Task to complete -> Are you able to retype all the records below exactly?

------------------------

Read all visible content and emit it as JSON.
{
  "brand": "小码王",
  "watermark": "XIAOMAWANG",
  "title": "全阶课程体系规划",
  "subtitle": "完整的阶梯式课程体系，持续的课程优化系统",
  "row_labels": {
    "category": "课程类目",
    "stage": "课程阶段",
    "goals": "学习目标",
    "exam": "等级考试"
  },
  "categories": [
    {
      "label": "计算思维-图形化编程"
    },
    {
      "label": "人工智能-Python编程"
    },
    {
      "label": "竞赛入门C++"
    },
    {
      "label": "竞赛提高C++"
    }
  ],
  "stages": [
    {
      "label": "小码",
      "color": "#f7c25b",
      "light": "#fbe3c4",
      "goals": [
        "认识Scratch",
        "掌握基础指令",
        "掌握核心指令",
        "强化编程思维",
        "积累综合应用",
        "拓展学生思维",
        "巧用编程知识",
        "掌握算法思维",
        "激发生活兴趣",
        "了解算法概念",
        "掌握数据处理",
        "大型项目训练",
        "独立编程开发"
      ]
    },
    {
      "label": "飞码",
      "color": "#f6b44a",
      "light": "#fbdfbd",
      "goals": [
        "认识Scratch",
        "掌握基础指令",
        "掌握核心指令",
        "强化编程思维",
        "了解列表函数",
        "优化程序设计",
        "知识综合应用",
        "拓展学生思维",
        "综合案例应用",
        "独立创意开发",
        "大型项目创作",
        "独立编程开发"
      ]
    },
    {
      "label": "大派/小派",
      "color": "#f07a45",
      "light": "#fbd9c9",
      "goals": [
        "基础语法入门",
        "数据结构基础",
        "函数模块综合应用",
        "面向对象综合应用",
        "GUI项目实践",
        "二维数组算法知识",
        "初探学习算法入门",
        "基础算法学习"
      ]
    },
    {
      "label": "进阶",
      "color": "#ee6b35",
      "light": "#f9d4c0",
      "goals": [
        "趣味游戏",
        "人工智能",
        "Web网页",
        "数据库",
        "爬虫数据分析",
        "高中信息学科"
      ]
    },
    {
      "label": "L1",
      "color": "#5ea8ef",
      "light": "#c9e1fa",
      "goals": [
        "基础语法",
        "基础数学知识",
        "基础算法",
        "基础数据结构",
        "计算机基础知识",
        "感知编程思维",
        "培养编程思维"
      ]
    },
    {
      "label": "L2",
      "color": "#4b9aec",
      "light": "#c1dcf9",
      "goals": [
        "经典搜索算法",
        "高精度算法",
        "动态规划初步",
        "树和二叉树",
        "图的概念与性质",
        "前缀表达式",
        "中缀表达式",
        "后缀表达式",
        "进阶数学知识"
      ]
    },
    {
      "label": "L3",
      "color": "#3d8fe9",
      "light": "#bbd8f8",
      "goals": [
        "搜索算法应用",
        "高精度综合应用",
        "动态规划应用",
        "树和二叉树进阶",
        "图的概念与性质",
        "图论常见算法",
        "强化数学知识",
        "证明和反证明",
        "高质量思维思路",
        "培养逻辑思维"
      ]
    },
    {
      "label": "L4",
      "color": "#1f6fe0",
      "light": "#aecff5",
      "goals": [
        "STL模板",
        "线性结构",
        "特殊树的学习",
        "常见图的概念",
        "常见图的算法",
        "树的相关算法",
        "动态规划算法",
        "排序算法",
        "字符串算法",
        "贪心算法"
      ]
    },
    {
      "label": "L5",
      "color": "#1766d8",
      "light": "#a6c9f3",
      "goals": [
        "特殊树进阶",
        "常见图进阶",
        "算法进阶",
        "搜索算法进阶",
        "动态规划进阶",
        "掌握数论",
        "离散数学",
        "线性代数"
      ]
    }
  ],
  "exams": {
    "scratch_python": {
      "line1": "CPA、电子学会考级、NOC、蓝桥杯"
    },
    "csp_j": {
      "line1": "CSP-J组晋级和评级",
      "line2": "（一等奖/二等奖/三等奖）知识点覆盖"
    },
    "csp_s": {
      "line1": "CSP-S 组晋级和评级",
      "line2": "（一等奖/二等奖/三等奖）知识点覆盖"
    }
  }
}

------------------------

Response ->
Read all visible content and emit it as JSON.
{
  "brand": "小码王",
  "watermark": "XIAOMAWANG",
  "title": "全阶课程体系规划",
  "subtitle": "完整的阶梯式课程体系，持续的课程优化系统",
  "row_labels": {
    "category": "课程类目",
    "stage": "课程阶段",
    "goals": "学习目标",
    "exam": "等级考试"
  },
  "categories": [
    {
      "label": "计算思维-图形化编程"
    },
    {
      "label": "人工智能-Python编程"
    },
    {
      "label": "竞赛入门C++"
    },
    {
      "label": "竞赛提高C++"
    }
  ],
  "stages": [
    {
      "label": "小码",
      "color": "#f7c25b",
      "light": "#fbe3c4",
      "goals": [
        "认识Scratch",
        "掌握基础指令",
        "掌握核心指令",
        "强化编程思维",
        "积累综合应用",
        "拓展学生思维",
        "巧用编程知识",
        "掌握算法思维",
        "激发生活兴趣",
        "了解算法概念",
        "掌握数据处理",
        "大型项目训练",
        "独立编程开发"
      ]
    },
    {
      "label": "飞码",
      "color": "#f6b44a",
      "light": "#fbdfbd",
      "goals": [
        "认识Scratch",
        "掌握基础指令",
        "掌握核心指令",
        "强化编程思维",
        "了解列表函数",
        "优化程序设计",
        "知识综合应用",
        "拓展学生思维",
        "综合案例应用",
        "独立创意开发",
        "大型项目创作",
        "独立编程开发"
      ]
    },
    {
      "label": "大派/小派",
      "color": "#f07a45",
      "light": "#fbd9c9",
      "goals": [
        "基础语法入门",
        "数据结构基础",
        "函数模块综合应用",
        "面向对象综合应用",
        "GUI项目实践",
        "二维数组算法知识",
        "初探学习算法入门",
        "基础算法学习"
      ]
    },
    {
      "label": "进阶",
      "color": "#ee6b35",
      "light": "#f9d4c0",
      "goals": [
        "趣味游戏",
        "人工智能",
        "Web网页",
        "数据库",
        "爬虫数据分析",
        "高中信息学科"
      ]
    },
    {
      "label": "L1",
      "color": "#5ea8ef",
      "light": "#c9e1fa",
      "goals": [
        "基础语法",
        "基础数学知识",
        "基础算法",
        "基础数据结构",
        "计算机基础知识",
        "感知编程思维",
        "培养编程思维"
      ]
    },
    {
      "label": "L2",
      "color": "#4b9aec",
      "light": "#c1dcf9",
      "goals": [
        "经典搜索算法",
        "高精度算法",
        "动态规划初步",
        "树和二叉树",
        "图的概念与性质",
        "前缀表达式",
        "中缀表达式",
        "后缀表达式",
        "进阶数学知识"
      ]
    },
    {
      "label": "L3",
      "color": "#3d8fe9",
      "light": "#bbd8f8",
      "goals": [
        "搜索算法应用",
        "高精度综合应用",
        "动态规划应用",
        "树和二叉树进阶",
        "图的概念与性质",
        "图论常见算法",
        "强化数学知识",
        "证明和反证明",
        "高质量思维思路",
        "培养逻辑思维"
      ]
    },
    {
      "label": "L4",
      "color": "#1f6fe0",
      "light": "#aecff5",
      "goals": [
        "STL模板",
        "线性结构",
        "特殊树的学习",
        "常见图的概念",
        "常见图的算法",
        "树的相关算法",
        "动态规划算法",
        "排序算法",
        "字符串算法",
        "贪心算法"
      ]
    },
    {
      "label": "L5",
      "color": "#1766d8",
      "light": "#a6c9f3",
      "goals": [
        "特殊树进阶",
        "常见图进阶",
        "算法进阶",
        "搜索算法进阶",
        "动态规划进阶",
        "掌握数论",
        "离散数学",
        "线性代数"
      ]
    }
  ],
  "exams": {
    "scratch_python": {
      "line1": "CPA、电子学会考级、NOC、蓝桥杯"
    },
    "csp_j": {
      "line1": "CSP-J组晋级和评级",
      "line2": "（一等奖/二等奖/三等奖）知识点覆盖"
    },
    "csp_s": {
      "line1": "CSP-S 组晋级和评级",
      "line2": "（一等奖/二等奖/三等奖）知识点覆盖"
    }
  }
}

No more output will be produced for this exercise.